>> BEGIN DATA FOR PROCESSING

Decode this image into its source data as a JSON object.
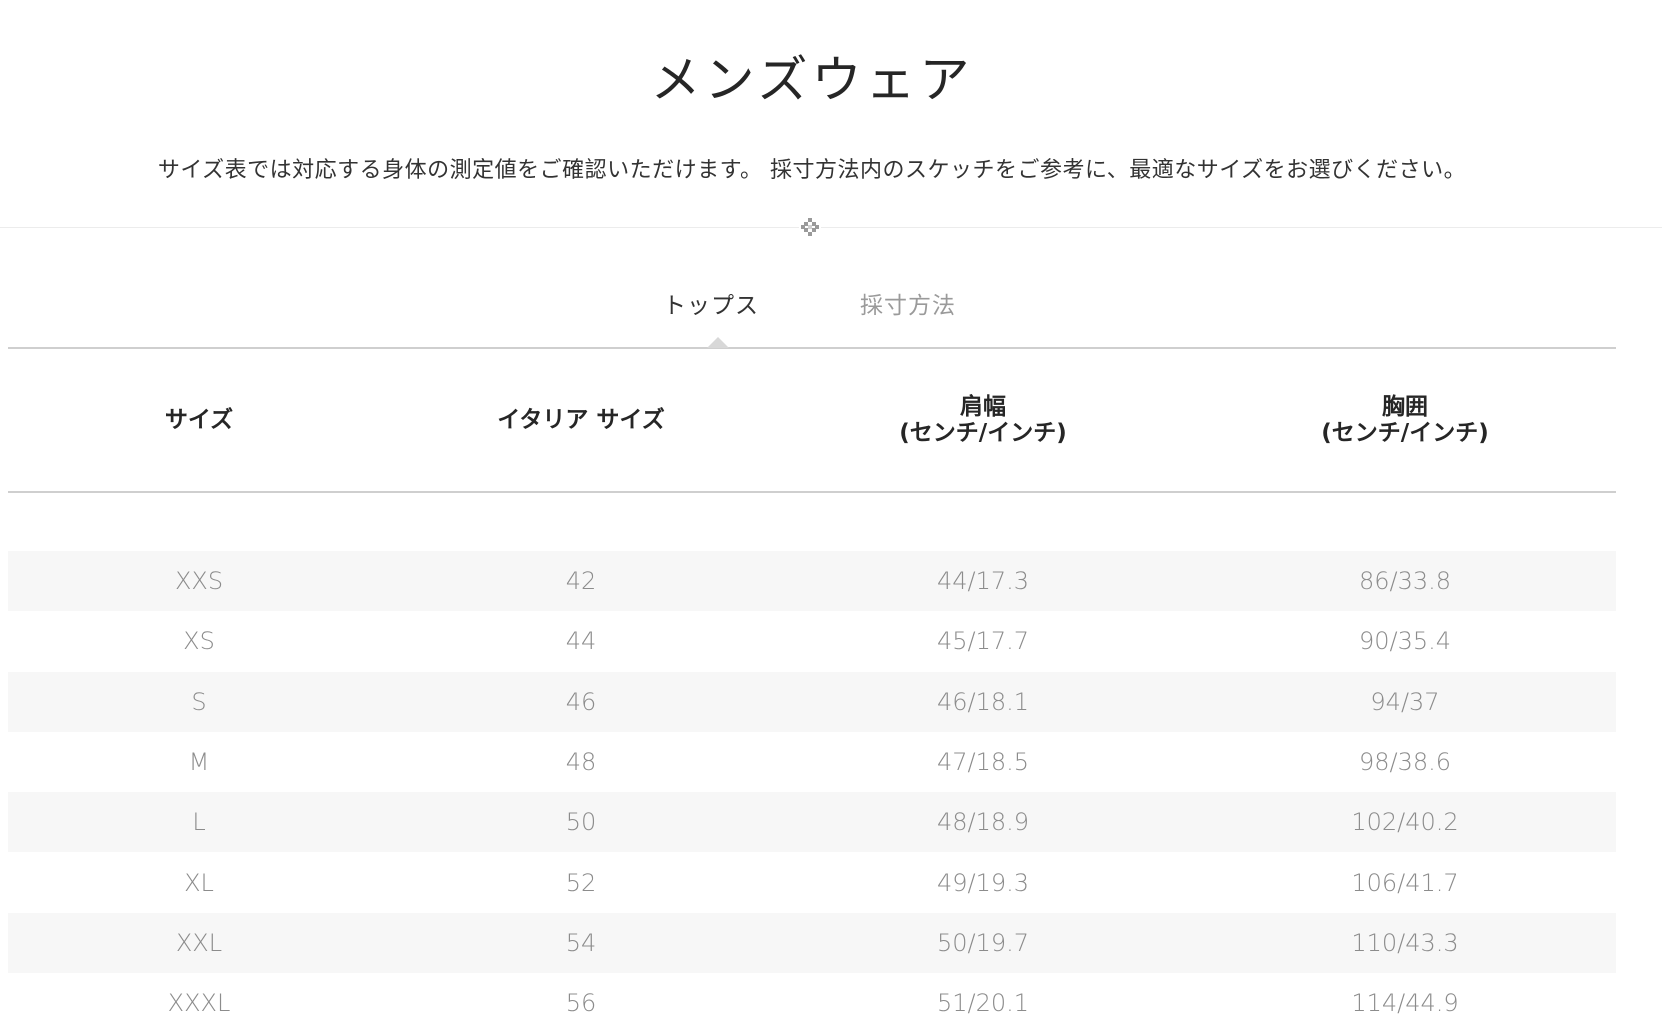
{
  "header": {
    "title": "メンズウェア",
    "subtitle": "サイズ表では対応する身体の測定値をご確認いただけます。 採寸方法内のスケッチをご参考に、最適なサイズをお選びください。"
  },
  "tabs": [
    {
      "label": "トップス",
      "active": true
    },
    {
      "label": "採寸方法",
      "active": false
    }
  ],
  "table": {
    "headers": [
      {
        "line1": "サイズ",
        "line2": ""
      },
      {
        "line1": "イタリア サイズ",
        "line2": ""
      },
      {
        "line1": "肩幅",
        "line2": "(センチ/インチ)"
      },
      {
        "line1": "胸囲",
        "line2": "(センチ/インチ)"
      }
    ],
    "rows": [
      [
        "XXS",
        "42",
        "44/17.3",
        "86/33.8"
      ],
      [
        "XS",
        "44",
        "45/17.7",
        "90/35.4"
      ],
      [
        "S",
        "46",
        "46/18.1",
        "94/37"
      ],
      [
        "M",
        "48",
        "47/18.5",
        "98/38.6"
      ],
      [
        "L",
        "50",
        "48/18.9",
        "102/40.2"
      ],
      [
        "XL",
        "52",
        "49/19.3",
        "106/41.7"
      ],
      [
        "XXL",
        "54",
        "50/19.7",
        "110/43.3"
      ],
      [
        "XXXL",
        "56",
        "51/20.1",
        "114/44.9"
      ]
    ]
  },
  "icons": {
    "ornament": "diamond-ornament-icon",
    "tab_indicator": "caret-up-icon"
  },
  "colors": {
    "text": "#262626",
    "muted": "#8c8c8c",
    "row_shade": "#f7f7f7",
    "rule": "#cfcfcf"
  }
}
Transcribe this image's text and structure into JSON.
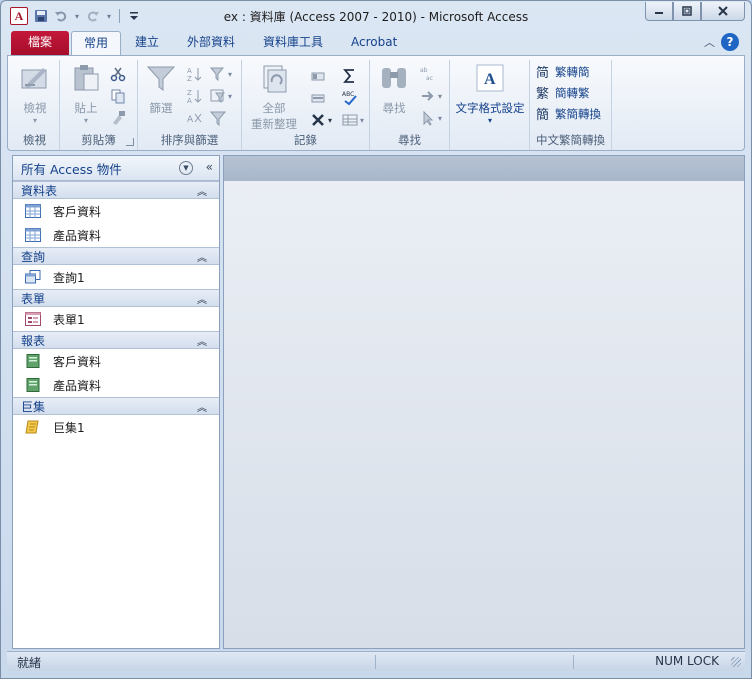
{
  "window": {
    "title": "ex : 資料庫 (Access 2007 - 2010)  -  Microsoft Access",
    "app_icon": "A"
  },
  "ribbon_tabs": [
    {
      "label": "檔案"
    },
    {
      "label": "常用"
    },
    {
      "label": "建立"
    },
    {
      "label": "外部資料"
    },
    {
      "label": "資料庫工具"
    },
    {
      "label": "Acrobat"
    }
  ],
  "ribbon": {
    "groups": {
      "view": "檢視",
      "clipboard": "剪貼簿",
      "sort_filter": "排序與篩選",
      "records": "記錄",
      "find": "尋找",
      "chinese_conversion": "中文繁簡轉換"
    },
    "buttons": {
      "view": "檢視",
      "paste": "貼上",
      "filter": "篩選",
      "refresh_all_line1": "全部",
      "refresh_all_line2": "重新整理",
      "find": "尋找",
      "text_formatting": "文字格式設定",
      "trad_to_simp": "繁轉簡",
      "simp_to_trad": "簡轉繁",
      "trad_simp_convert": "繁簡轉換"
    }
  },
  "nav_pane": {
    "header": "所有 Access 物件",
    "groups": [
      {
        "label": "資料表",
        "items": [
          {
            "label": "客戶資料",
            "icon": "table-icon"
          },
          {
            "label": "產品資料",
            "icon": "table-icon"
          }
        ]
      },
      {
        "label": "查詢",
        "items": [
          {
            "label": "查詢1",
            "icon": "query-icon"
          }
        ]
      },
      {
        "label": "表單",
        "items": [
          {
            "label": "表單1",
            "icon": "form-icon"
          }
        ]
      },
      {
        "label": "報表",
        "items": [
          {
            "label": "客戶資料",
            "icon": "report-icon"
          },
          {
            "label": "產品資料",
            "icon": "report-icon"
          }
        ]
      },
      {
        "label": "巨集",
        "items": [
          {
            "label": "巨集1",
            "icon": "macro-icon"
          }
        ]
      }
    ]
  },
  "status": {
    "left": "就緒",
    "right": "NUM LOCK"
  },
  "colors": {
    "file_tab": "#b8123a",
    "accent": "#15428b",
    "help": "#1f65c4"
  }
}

>> END DATA FOR PROCESSING

- WHAT IS REQUIRED
Pictures stay out; reproduce every line of the records exactly.

- SOLUTION TO THE PROBLEM
Decode this image into its source data as a JSON object.
{
  "header": {
    "title": "メンズウェア",
    "subtitle": "サイズ表では対応する身体の測定値をご確認いただけます。 採寸方法内のスケッチをご参考に、最適なサイズをお選びください。"
  },
  "tabs": [
    {
      "label": "トップス",
      "active": true
    },
    {
      "label": "採寸方法",
      "active": false
    }
  ],
  "table": {
    "headers": [
      {
        "line1": "サイズ",
        "line2": ""
      },
      {
        "line1": "イタリア サイズ",
        "line2": ""
      },
      {
        "line1": "肩幅",
        "line2": "(センチ/インチ)"
      },
      {
        "line1": "胸囲",
        "line2": "(センチ/インチ)"
      }
    ],
    "rows": [
      [
        "XXS",
        "42",
        "44/17.3",
        "86/33.8"
      ],
      [
        "XS",
        "44",
        "45/17.7",
        "90/35.4"
      ],
      [
        "S",
        "46",
        "46/18.1",
        "94/37"
      ],
      [
        "M",
        "48",
        "47/18.5",
        "98/38.6"
      ],
      [
        "L",
        "50",
        "48/18.9",
        "102/40.2"
      ],
      [
        "XL",
        "52",
        "49/19.3",
        "106/41.7"
      ],
      [
        "XXL",
        "54",
        "50/19.7",
        "110/43.3"
      ],
      [
        "XXXL",
        "56",
        "51/20.1",
        "114/44.9"
      ]
    ]
  },
  "icons": {
    "ornament": "diamond-ornament-icon",
    "tab_indicator": "caret-up-icon"
  },
  "colors": {
    "text": "#262626",
    "muted": "#8c8c8c",
    "row_shade": "#f7f7f7",
    "rule": "#cfcfcf"
  }
}
Transcribe this image's text and structure into JSON.
{
  "window": {
    "title": "ex : 資料庫 (Access 2007 - 2010)  -  Microsoft Access",
    "app_icon": "A"
  },
  "ribbon_tabs": [
    {
      "label": "檔案"
    },
    {
      "label": "常用"
    },
    {
      "label": "建立"
    },
    {
      "label": "外部資料"
    },
    {
      "label": "資料庫工具"
    },
    {
      "label": "Acrobat"
    }
  ],
  "ribbon": {
    "groups": {
      "view": "檢視",
      "clipboard": "剪貼簿",
      "sort_filter": "排序與篩選",
      "records": "記錄",
      "find": "尋找",
      "chinese_conversion": "中文繁簡轉換"
    },
    "buttons": {
      "view": "檢視",
      "paste": "貼上",
      "filter": "篩選",
      "refresh_all_line1": "全部",
      "refresh_all_line2": "重新整理",
      "find": "尋找",
      "text_formatting": "文字格式設定",
      "trad_to_simp": "繁轉簡",
      "simp_to_trad": "簡轉繁",
      "trad_simp_convert": "繁簡轉換"
    }
  },
  "nav_pane": {
    "header": "所有 Access 物件",
    "groups": [
      {
        "label": "資料表",
        "items": [
          {
            "label": "客戶資料",
            "icon": "table-icon"
          },
          {
            "label": "產品資料",
            "icon": "table-icon"
          }
        ]
      },
      {
        "label": "查詢",
        "items": [
          {
            "label": "查詢1",
            "icon": "query-icon"
          }
        ]
      },
      {
        "label": "表單",
        "items": [
          {
            "label": "表單1",
            "icon": "form-icon"
          }
        ]
      },
      {
        "label": "報表",
        "items": [
          {
            "label": "客戶資料",
            "icon": "report-icon"
          },
          {
            "label": "產品資料",
            "icon": "report-icon"
          }
        ]
      },
      {
        "label": "巨集",
        "items": [
          {
            "label": "巨集1",
            "icon": "macro-icon"
          }
        ]
      }
    ]
  },
  "status": {
    "left": "就緒",
    "right": "NUM LOCK"
  },
  "colors": {
    "file_tab": "#b8123a",
    "accent": "#15428b",
    "help": "#1f65c4"
  }
}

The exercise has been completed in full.